/---
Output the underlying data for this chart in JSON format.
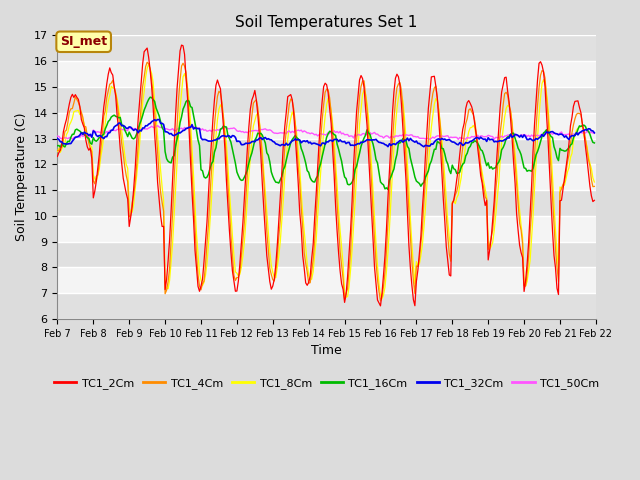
{
  "title": "Soil Temperatures Set 1",
  "xlabel": "Time",
  "ylabel": "Soil Temperature (C)",
  "ylim": [
    6.0,
    17.0
  ],
  "yticks": [
    6.0,
    7.0,
    8.0,
    9.0,
    10.0,
    11.0,
    12.0,
    13.0,
    14.0,
    15.0,
    16.0,
    17.0
  ],
  "colors": {
    "TC1_2Cm": "#FF0000",
    "TC1_4Cm": "#FF8C00",
    "TC1_8Cm": "#FFFF00",
    "TC1_16Cm": "#00BB00",
    "TC1_32Cm": "#0000EE",
    "TC1_50Cm": "#FF55FF"
  },
  "fig_facecolor": "#DCDCDC",
  "axes_facecolor": "#E8E8E8",
  "stripe_light": "#F4F4F4",
  "stripe_dark": "#E0E0E0",
  "grid_color": "#CCCCCC",
  "annotation_text": "SI_met",
  "annotation_fg": "#8B0000",
  "annotation_bg": "#FFFFAA",
  "annotation_edge": "#B8860B",
  "legend_labels": [
    "TC1_2Cm",
    "TC1_4Cm",
    "TC1_8Cm",
    "TC1_16Cm",
    "TC1_32Cm",
    "TC1_50Cm"
  ],
  "n_days": 15,
  "n_per_day": 24,
  "start_day": 7,
  "start_month": "Feb"
}
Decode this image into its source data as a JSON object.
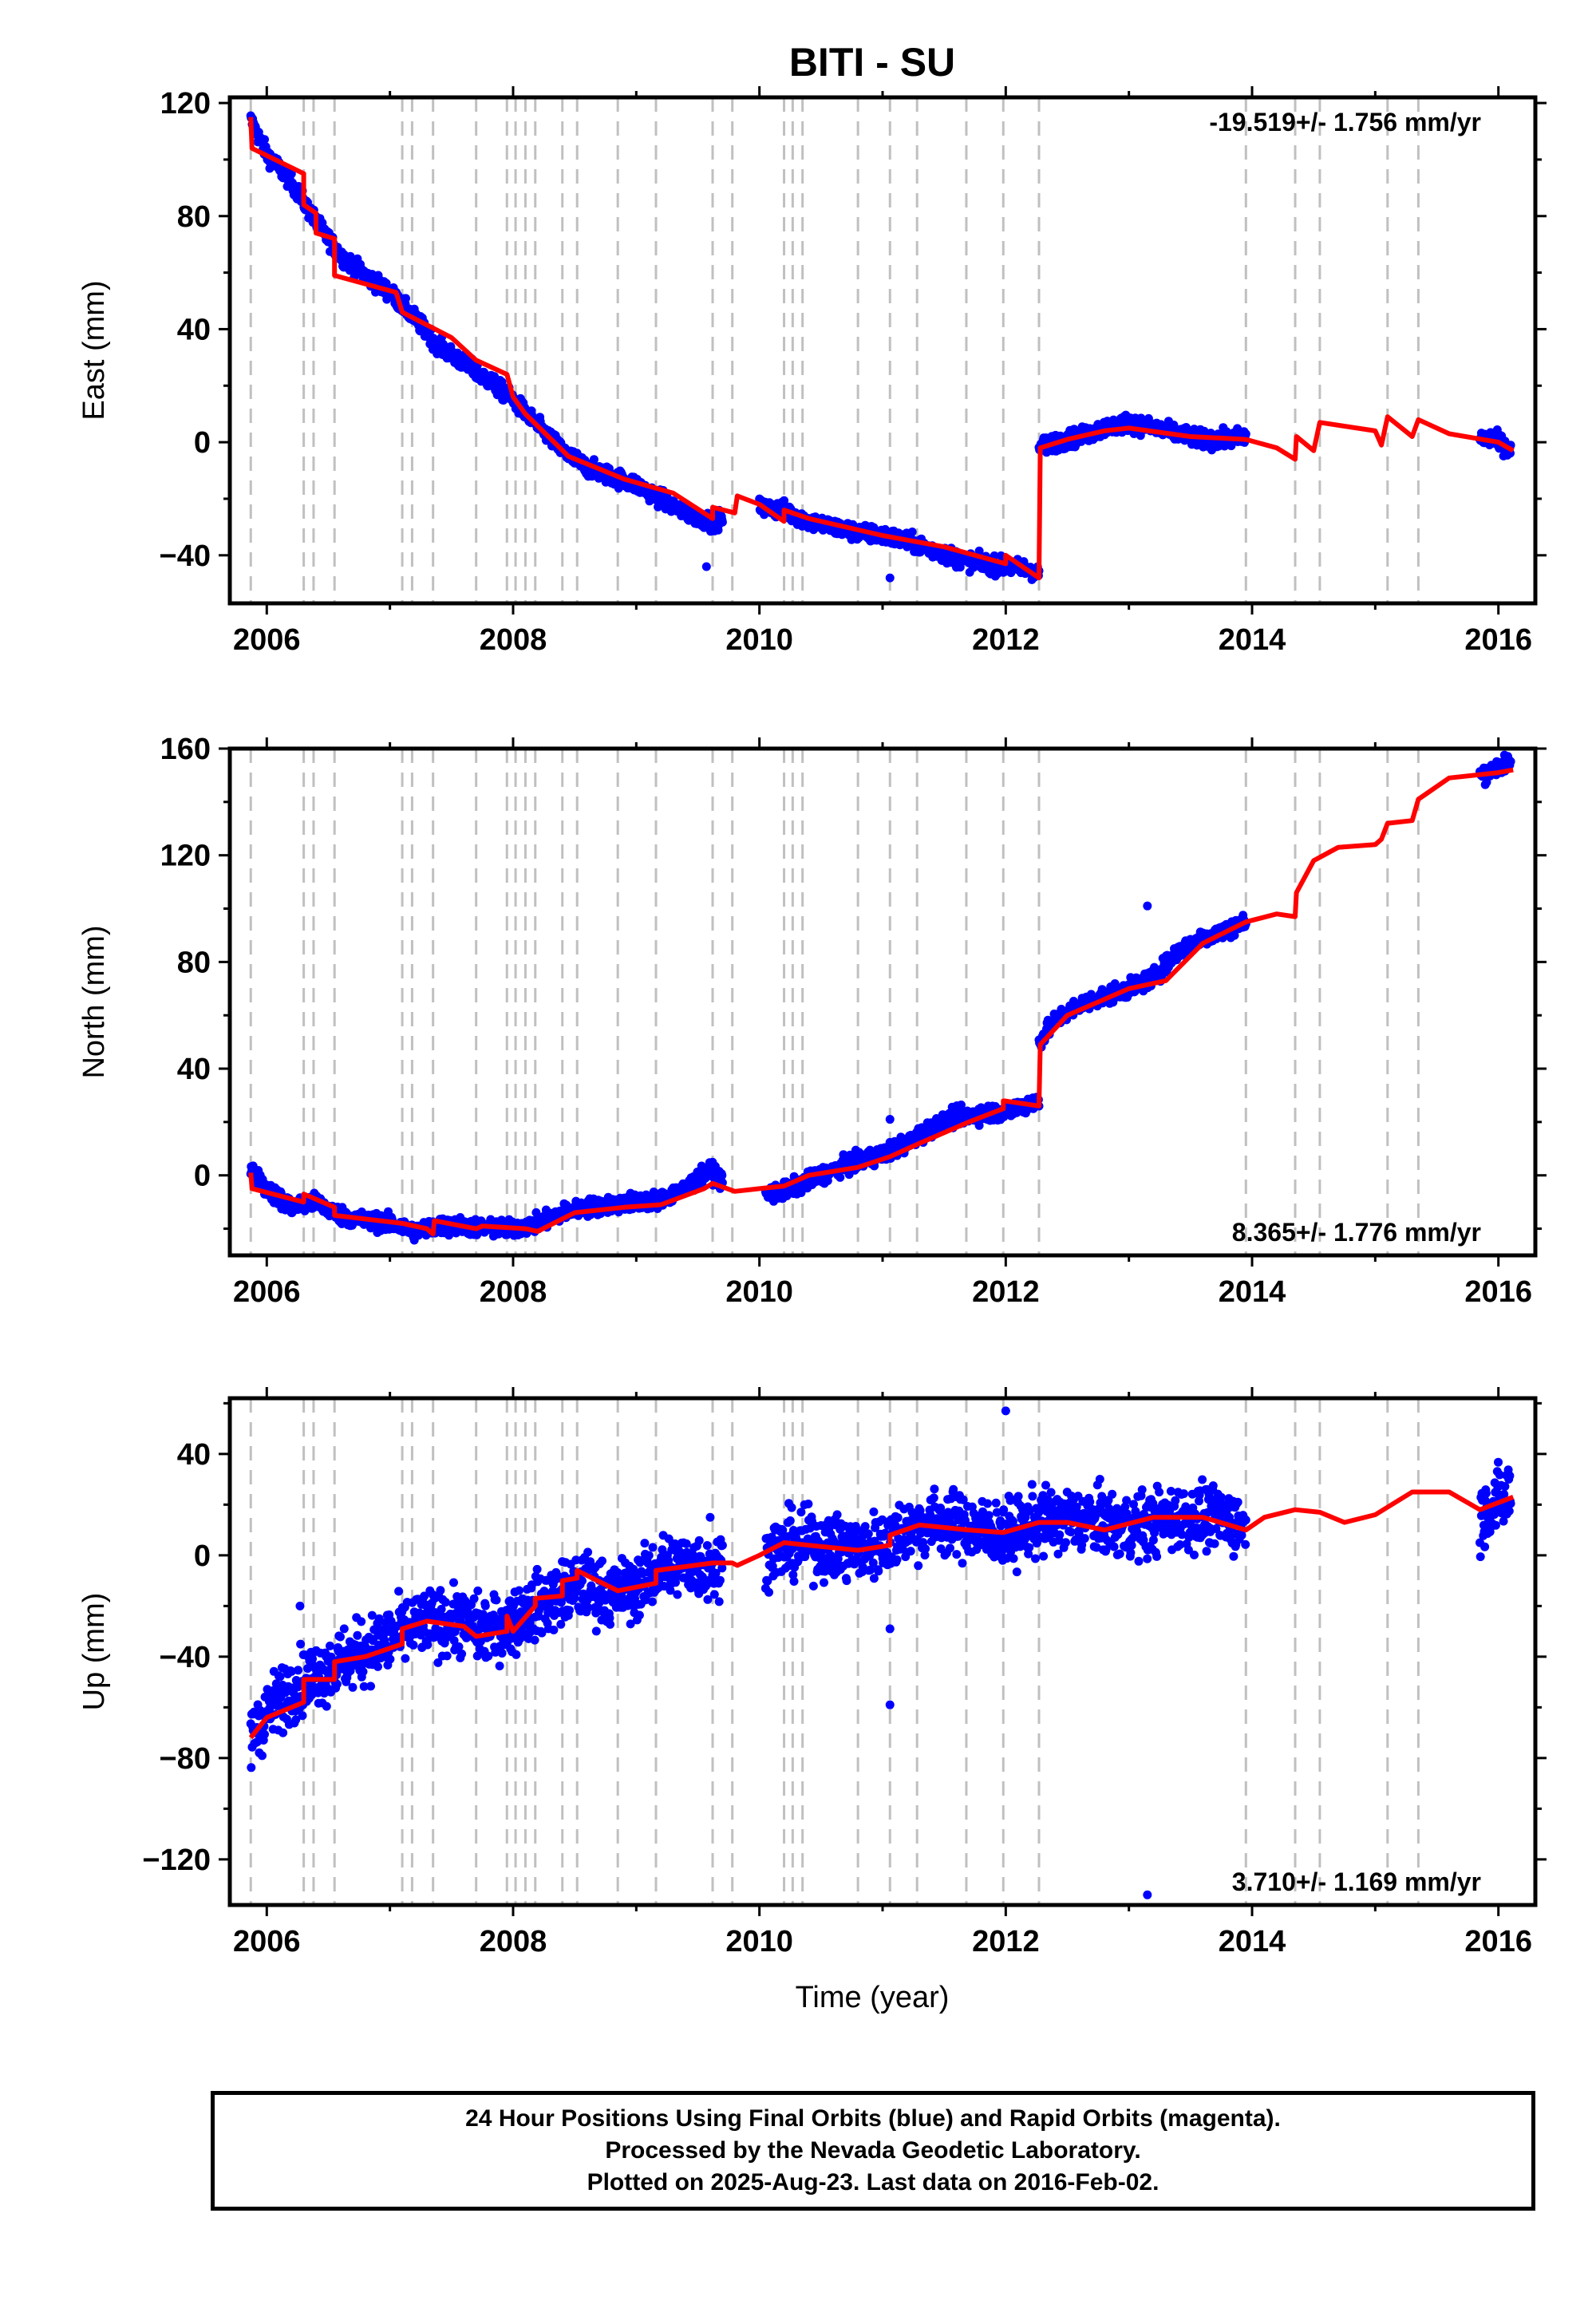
\---
**The request:** Output the material word for word, omitting its pictures.

**Written reply:**
Output the underlying data for this chart in JSON format.
{
  "title": "Soil Temperatures Set 1",
  "xlabel": "Time",
  "ylabel": "Soil Temperature (C)",
  "ylim": [
    6.0,
    17.0
  ],
  "yticks": [
    6.0,
    7.0,
    8.0,
    9.0,
    10.0,
    11.0,
    12.0,
    13.0,
    14.0,
    15.0,
    16.0,
    17.0
  ],
  "colors": {
    "TC1_2Cm": "#FF0000",
    "TC1_4Cm": "#FF8C00",
    "TC1_8Cm": "#FFFF00",
    "TC1_16Cm": "#00BB00",
    "TC1_32Cm": "#0000EE",
    "TC1_50Cm": "#FF55FF"
  },
  "fig_facecolor": "#DCDCDC",
  "axes_facecolor": "#E8E8E8",
  "stripe_light": "#F4F4F4",
  "stripe_dark": "#E0E0E0",
  "grid_color": "#CCCCCC",
  "annotation_text": "SI_met",
  "annotation_fg": "#8B0000",
  "annotation_bg": "#FFFFAA",
  "annotation_edge": "#B8860B",
  "legend_labels": [
    "TC1_2Cm",
    "TC1_4Cm",
    "TC1_8Cm",
    "TC1_16Cm",
    "TC1_32Cm",
    "TC1_50Cm"
  ],
  "n_days": 15,
  "n_per_day": 24,
  "start_day": 7,
  "start_month": "Feb"
}
Decode this image into its source data as a JSON object.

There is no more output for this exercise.